» SHORT EXERCISE:
Scan the records and identify every line in which the string "JSON" occurs, then return those lines.

(A run of records)
****************
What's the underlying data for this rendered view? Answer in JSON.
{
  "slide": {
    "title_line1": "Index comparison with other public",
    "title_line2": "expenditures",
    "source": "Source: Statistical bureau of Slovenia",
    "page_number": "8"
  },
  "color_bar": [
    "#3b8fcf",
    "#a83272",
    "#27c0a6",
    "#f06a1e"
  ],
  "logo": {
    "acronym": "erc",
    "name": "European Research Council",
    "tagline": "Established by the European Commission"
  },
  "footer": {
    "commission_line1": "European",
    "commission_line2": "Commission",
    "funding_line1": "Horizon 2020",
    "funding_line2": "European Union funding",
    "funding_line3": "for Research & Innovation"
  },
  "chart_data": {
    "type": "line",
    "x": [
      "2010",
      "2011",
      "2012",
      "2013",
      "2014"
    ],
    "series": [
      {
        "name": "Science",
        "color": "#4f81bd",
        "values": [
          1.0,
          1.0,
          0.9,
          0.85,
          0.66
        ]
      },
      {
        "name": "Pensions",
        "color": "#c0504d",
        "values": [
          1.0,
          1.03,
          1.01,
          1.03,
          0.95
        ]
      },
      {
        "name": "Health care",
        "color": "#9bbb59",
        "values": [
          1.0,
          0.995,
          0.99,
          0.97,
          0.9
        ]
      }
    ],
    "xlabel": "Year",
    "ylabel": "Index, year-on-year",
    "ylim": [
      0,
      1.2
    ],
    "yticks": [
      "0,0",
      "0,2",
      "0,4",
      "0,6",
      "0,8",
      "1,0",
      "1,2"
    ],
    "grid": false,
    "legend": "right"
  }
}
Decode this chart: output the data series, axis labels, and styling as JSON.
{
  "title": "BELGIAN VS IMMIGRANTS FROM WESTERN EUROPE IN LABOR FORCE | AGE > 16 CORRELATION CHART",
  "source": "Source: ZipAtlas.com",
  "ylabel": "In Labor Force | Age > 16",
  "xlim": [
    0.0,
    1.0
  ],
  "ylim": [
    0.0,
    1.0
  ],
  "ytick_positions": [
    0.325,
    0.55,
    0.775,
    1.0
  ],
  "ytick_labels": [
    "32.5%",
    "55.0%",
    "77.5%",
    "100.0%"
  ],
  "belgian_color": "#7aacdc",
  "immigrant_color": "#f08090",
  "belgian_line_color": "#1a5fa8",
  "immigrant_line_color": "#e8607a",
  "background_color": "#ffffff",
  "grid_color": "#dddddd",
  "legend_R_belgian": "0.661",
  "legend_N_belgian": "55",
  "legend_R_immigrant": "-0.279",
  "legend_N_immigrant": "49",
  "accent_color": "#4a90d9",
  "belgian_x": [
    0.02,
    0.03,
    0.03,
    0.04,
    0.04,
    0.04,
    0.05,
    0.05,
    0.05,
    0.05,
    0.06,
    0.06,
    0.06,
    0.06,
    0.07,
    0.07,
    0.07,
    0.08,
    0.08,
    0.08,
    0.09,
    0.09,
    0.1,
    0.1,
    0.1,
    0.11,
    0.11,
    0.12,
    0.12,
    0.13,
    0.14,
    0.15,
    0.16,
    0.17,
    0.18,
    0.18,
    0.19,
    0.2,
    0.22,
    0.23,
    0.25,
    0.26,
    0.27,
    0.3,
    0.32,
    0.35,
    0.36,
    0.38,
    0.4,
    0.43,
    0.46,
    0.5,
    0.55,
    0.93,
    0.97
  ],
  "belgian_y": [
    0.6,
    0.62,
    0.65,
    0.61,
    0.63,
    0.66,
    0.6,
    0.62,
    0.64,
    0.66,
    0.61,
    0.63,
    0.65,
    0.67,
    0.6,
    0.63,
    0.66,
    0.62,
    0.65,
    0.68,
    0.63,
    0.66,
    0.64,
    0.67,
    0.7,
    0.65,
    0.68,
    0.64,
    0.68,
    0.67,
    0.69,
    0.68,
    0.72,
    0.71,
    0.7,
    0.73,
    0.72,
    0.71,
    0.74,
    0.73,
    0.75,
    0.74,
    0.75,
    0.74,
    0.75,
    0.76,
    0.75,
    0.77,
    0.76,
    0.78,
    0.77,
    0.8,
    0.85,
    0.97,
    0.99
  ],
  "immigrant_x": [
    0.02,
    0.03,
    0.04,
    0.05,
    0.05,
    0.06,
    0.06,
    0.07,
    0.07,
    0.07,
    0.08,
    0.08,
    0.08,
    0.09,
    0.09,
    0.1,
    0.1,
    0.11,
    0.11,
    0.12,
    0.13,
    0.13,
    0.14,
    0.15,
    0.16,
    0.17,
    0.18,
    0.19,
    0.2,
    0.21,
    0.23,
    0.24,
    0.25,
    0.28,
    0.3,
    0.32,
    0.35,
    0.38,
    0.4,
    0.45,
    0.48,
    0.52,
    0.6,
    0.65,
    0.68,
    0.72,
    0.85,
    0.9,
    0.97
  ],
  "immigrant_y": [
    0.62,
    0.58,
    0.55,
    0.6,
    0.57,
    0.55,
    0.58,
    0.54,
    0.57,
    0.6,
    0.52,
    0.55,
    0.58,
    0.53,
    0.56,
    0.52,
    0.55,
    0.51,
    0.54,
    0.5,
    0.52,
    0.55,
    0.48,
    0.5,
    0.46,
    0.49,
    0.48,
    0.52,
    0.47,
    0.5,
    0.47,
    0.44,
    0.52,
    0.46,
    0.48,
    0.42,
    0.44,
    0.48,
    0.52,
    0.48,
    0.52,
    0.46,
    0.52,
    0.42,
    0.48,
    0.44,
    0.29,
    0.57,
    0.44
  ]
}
****************
» EXERCISE SOLUTION:
What's the underlying data for this rendered view? Answer in JSON.
Decode this chart: output the data series, axis labels, and styling as JSON.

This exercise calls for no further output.